## Provided data

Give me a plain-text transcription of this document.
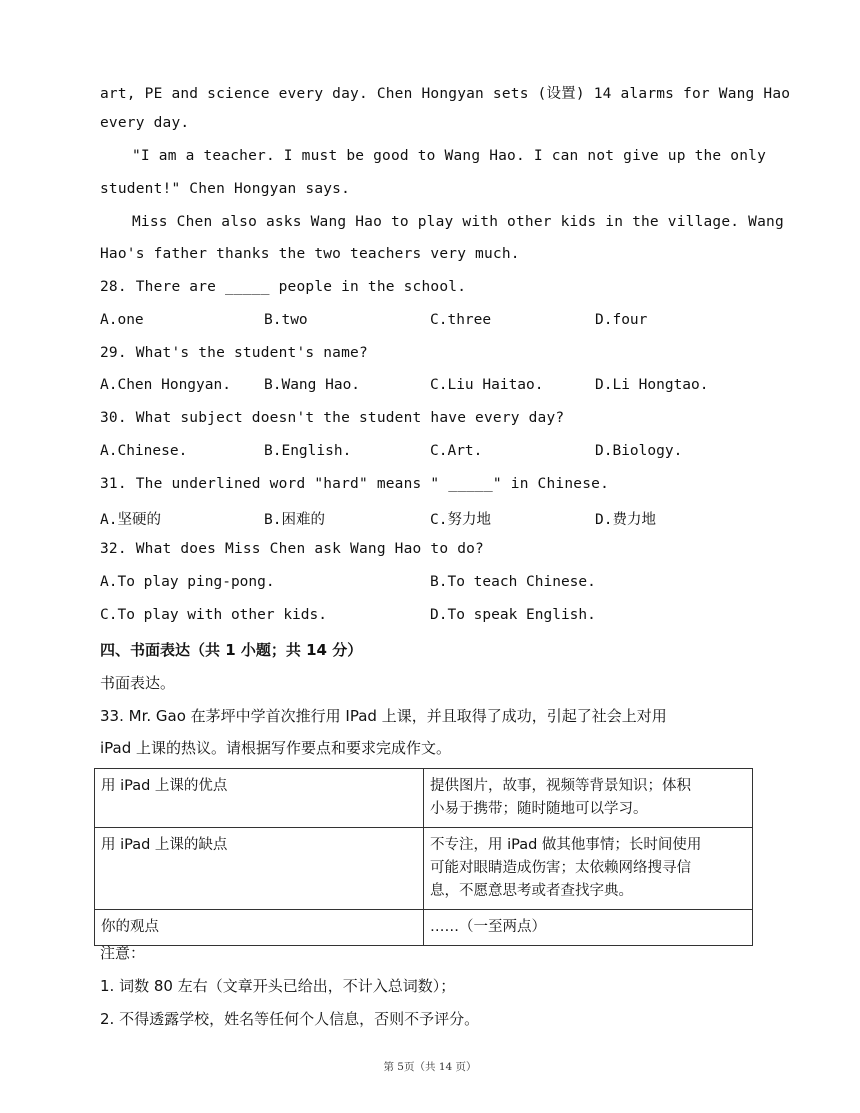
art, PE and science every day. Chen Hongyan sets (设置) 14 alarms for Wang Hao
every day.
"I am a teacher. I must be good to Wang Hao. I can not give up the only
student!" Chen Hongyan says.
Miss Chen also asks Wang Hao to play with other kids in the village. Wang
Hao's father thanks the two teachers very much.
28. There are _____ people in the school.
A.one	B.two	C.three	D.four
29. What's the student's name?
A.Chen Hongyan. B.Wang Hao.	C.Liu Haitao.	D.Li Hongtao.
30. What subject doesn't the student have every day?
A.Chinese.	B.English.	C.Art.	D.Biology.
31. The underlined word "hard" means " _____" in Chinese.
A.坚硬的	B.困难的	C.努力地	D.费力地
32. What does Miss Chen ask Wang Hao to do?
A.To play ping-pong.	B.To teach Chinese.
C.To play with other kids.	D.To speak English.
四、书面表达（共 1 小题；共 14 分）
书面表达。
33. Mr. Gao 在茅坪中学首次推行用 IPad 上课，并且取得了成功，引起了社会上对用
iPad 上课的热议。请根据写作要点和要求完成作文。
用 iPad 上课的优点	提供图片，故事，视频等背景知识；体积
小易于携带；随时随地可以学习。

用 iPad 上课的缺点	不专注，用 iPad 做其他事情；长时间使用
可能对眼睛造成伤害；太依赖网络搜寻信
息，不愿意思考或者查找字典。

你的观点	……（一至两点）
注意：
1. 词数 80 左右（文章开头已给出，不计入总词数）；
2. 不得透露学校，姓名等任何个人信息，否则不予评分。
第 5页（共 14 页）
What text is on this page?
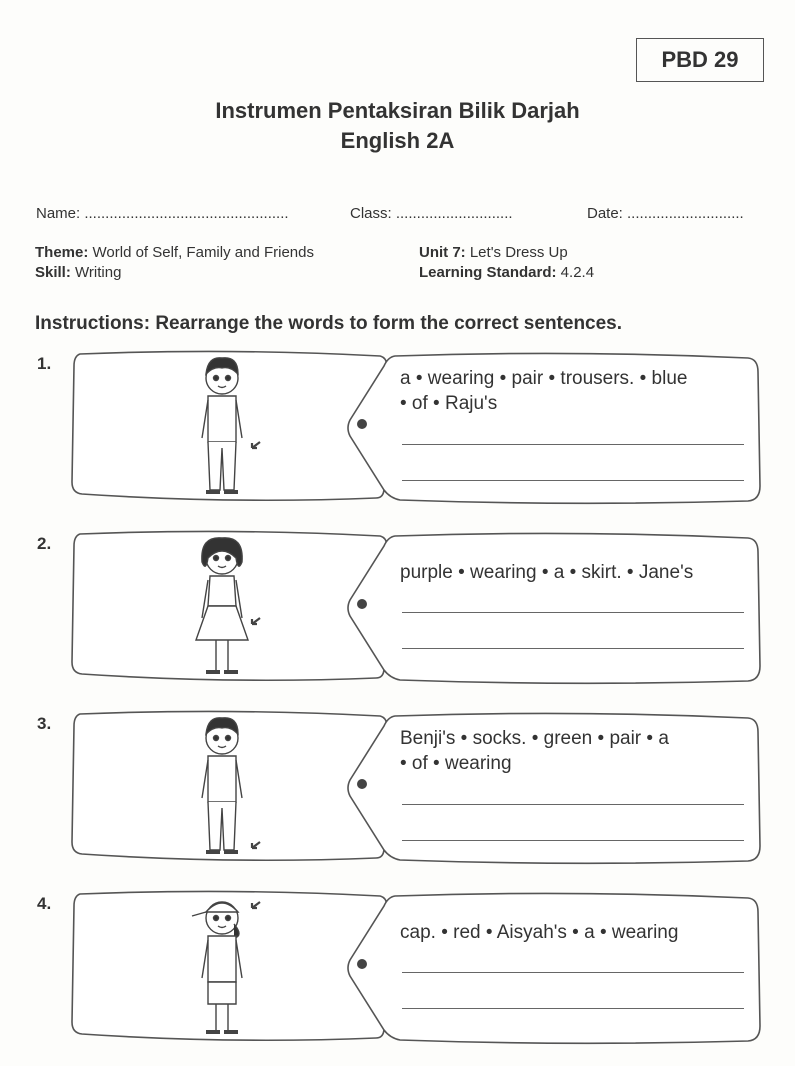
PBD 29
Instrumen Pentaksiran Bilik Darjah
English 2A
Name: .................................................	Class: ............................	Date: ............................
Theme: World of Self, Family and Friends
Skill: Writing
Unit 7: Let's Dress Up
Learning Standard: 4.2.4
Instructions: Rearrange the words to form the correct sentences.
1.
a • wearing • pair • trousers. • blue
• of • Raju's
2.
purple • wearing • a • skirt. • Jane's
3.
Benji's • socks. • green • pair • a
• of • wearing
4.
cap. • red • Aisyah's • a • wearing
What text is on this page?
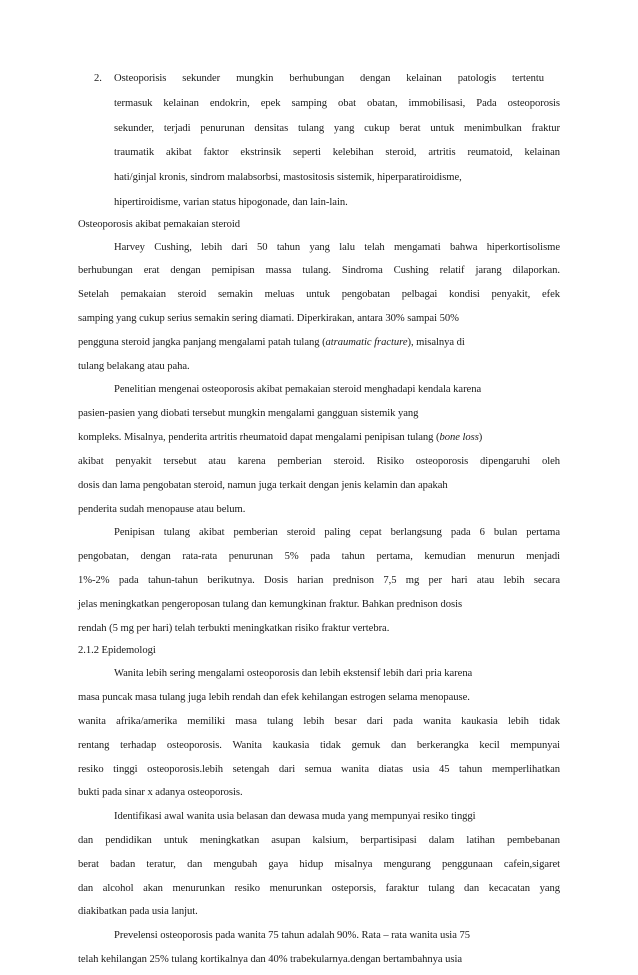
2. Osteoporisis sekunder mungkin berhubungan dengan kelainan patologis tertentu
termasuk kelainan endokrin, epek samping obat obatan, immobilisasi, Pada osteoporosis
sekunder, terjadi penurunan densitas tulang yang cukup berat untuk menimbulkan fraktur
traumatik akibat faktor ekstrinsik seperti kelebihan steroid, artritis reumatoid, kelainan
hati/ginjal kronis, sindrom malabsorbsi, mastositosis sistemik, hiperparatiroidisme,
hipertiroidisme, varian status hipogonade, dan lain-lain.
Osteoporosis akibat pemakaian steroid
Harvey Cushing, lebih dari 50 tahun yang lalu telah mengamati bahwa hiperkortisolisme
berhubungan erat dengan pemipisan massa tulang. Sindroma Cushing relatif jarang dilaporkan.
Setelah pemakaian steroid semakin meluas untuk pengobatan pelbagai kondisi penyakit, efek
samping yang cukup serius semakin sering diamati. Diperkirakan, antara 30% sampai 50%
pengguna steroid jangka panjang mengalami patah tulang (atraumatic fracture), misalnya di
tulang belakang atau paha.
Penelitian mengenai osteoporosis akibat pemakaian steroid menghadapi kendala karena
pasien-pasien yang diobati tersebut mungkin mengalami gangguan sistemik yang
kompleks. Misalnya, penderita artritis rheumatoid dapat mengalami penipisan tulang (bone loss)
akibat penyakit tersebut atau karena pemberian steroid. Risiko osteoporosis dipengaruhi oleh
dosis dan lama pengobatan steroid, namun juga terkait dengan jenis kelamin dan apakah
penderita sudah menopause atau belum.
Penipisan tulang akibat pemberian steroid paling cepat berlangsung pada 6 bulan pertama
pengobatan, dengan rata-rata penurunan 5% pada tahun pertama, kemudian menurun menjadi
1%-2% pada tahun-tahun berikutnya. Dosis harian prednison 7,5 mg per hari atau lebih secara
jelas meningkatkan pengeroposan tulang dan kemungkinan fraktur. Bahkan prednison dosis
rendah (5 mg per hari) telah terbukti meningkatkan risiko fraktur vertebra.
2.1.2 Epidemologi
Wanita lebih sering mengalami osteoporosis dan lebih ekstensif lebih dari pria karena
masa puncak masa tulang juga lebih rendah dan efek kehilangan estrogen selama menopause.
wanita afrika/amerika memiliki masa tulang lebih besar dari pada wanita kaukasia lebih tidak
rentang terhadap osteoporosis. Wanita kaukasia tidak gemuk dan berkerangka kecil mempunyai
resiko tinggi osteoporosis.lebih setengah dari semua wanita diatas usia 45 tahun memperlihatkan
bukti pada sinar x adanya osteoporosis.
Identifikasi awal wanita usia belasan dan dewasa muda yang mempunyai resiko tinggi
dan pendidikan untuk meningkatkan asupan kalsium, berpartisipasi dalam latihan pembebanan
berat badan teratur, dan mengubah gaya hidup misalnya mengurang penggunaan cafein,sigaret
dan alcohol akan menurunkan resiko menurunkan osteporsis, faraktur tulang dan kecacatan yang
diakibatkan pada usia lanjut.
Prevelensi osteoporosis pada wanita 75 tahun adalah 90%. Rata – rata wanita usia 75
telah kehilangan 25% tulang kortikalnya dan 40% trabekularnya.dengan bertambahnya usia
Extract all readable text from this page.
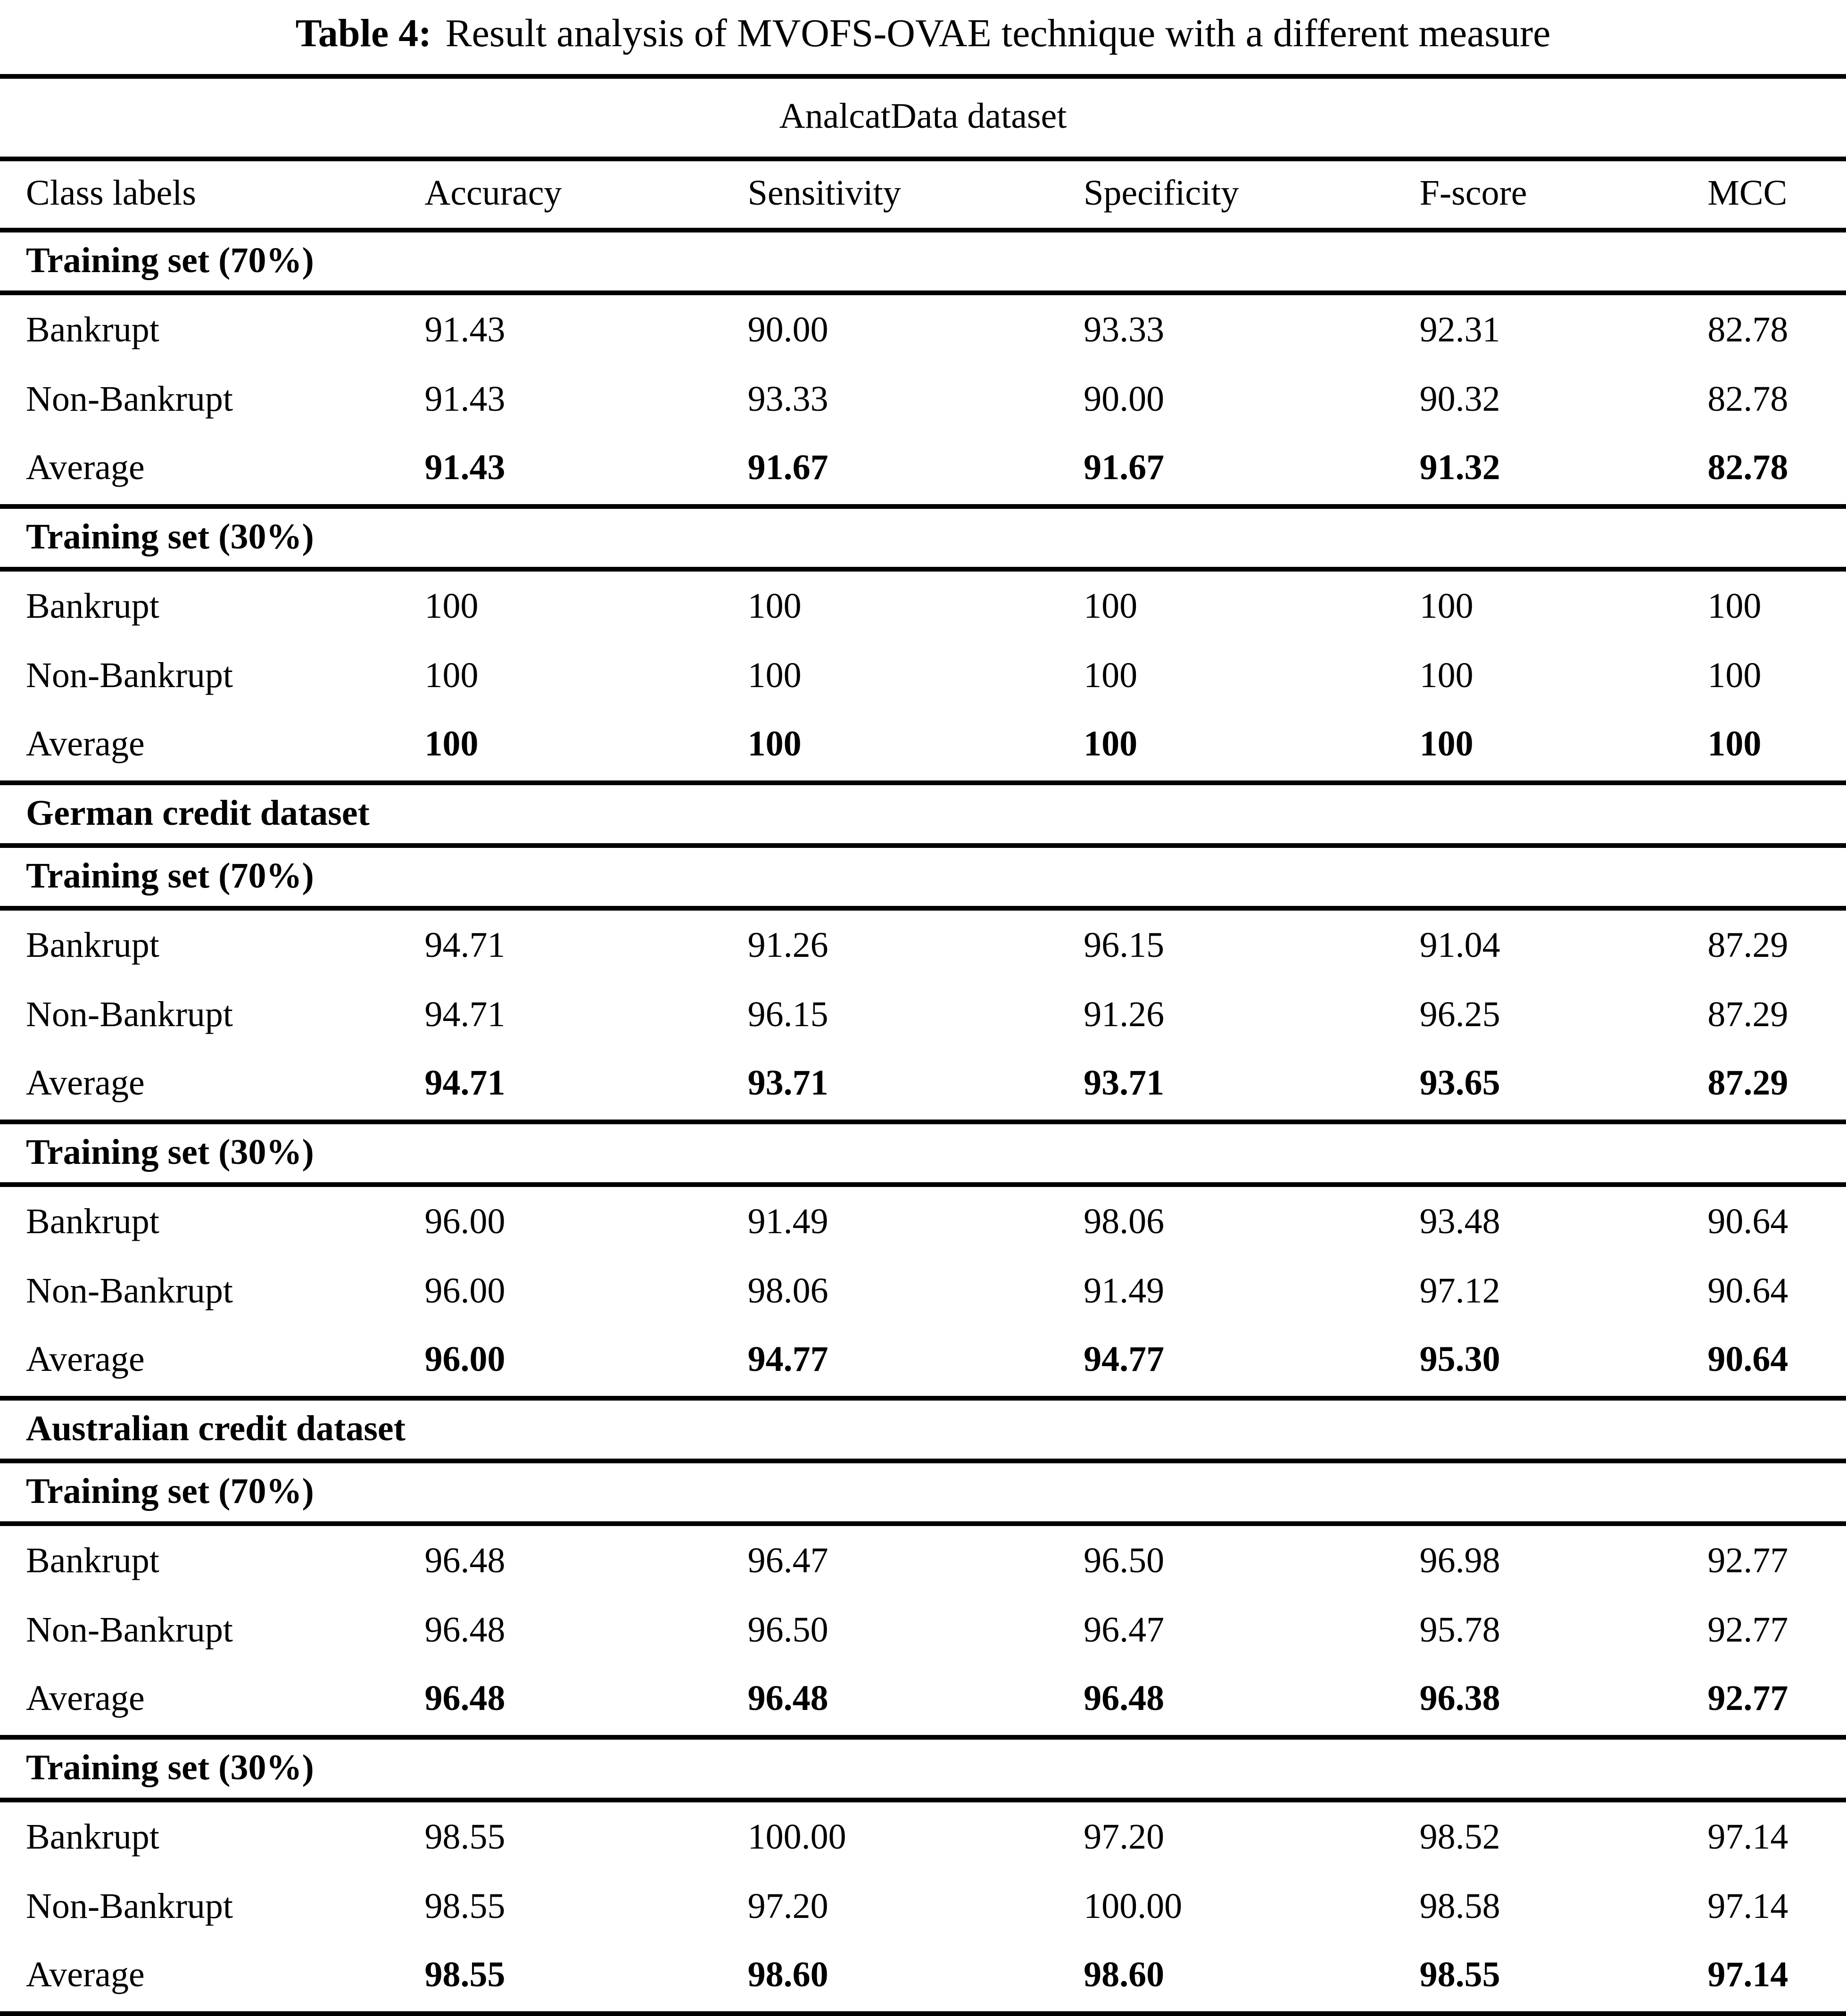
Table 4: Result analysis of MVOFS-OVAE technique with a different measure
AnalcatData dataset					
Class labels	Accuracy	Sensitivity	Specificity	F-score	MCC
Training set (70%)					
Bankrupt	91.43	90.00	93.33	92.31	82.78
Non-Bankrupt	91.43	93.33	90.00	90.32	82.78
Average	91.43	91.67	91.67	91.32	82.78
Training set (30%)					
Bankrupt	100	100	100	100	100
Non-Bankrupt	100	100	100	100	100
Average	100	100	100	100	100
German credit dataset					
Training set (70%)					
Bankrupt	94.71	91.26	96.15	91.04	87.29
Non-Bankrupt	94.71	96.15	91.26	96.25	87.29
Average	94.71	93.71	93.71	93.65	87.29
Training set (30%)					
Bankrupt	96.00	91.49	98.06	93.48	90.64
Non-Bankrupt	96.00	98.06	91.49	97.12	90.64
Average	96.00	94.77	94.77	95.30	90.64
Australian credit dataset					
Training set (70%)					
Bankrupt	96.48	96.47	96.50	96.98	92.77
Non-Bankrupt	96.48	96.50	96.47	95.78	92.77
Average	96.48	96.48	96.48	96.38	92.77
Training set (30%)					
Bankrupt	98.55	100.00	97.20	98.52	97.14
Non-Bankrupt	98.55	97.20	100.00	98.58	97.14
Average	98.55	98.60	98.60	98.55	97.14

## What is expected
Collect every line above that contains the word "juga".

## Written solution
dosis dan lama pengobatan steroid, namun juga terkait dengan jenis kelamin dan apakah
masa puncak masa tulang juga lebih rendah dan efek kehilangan estrogen selama menopause.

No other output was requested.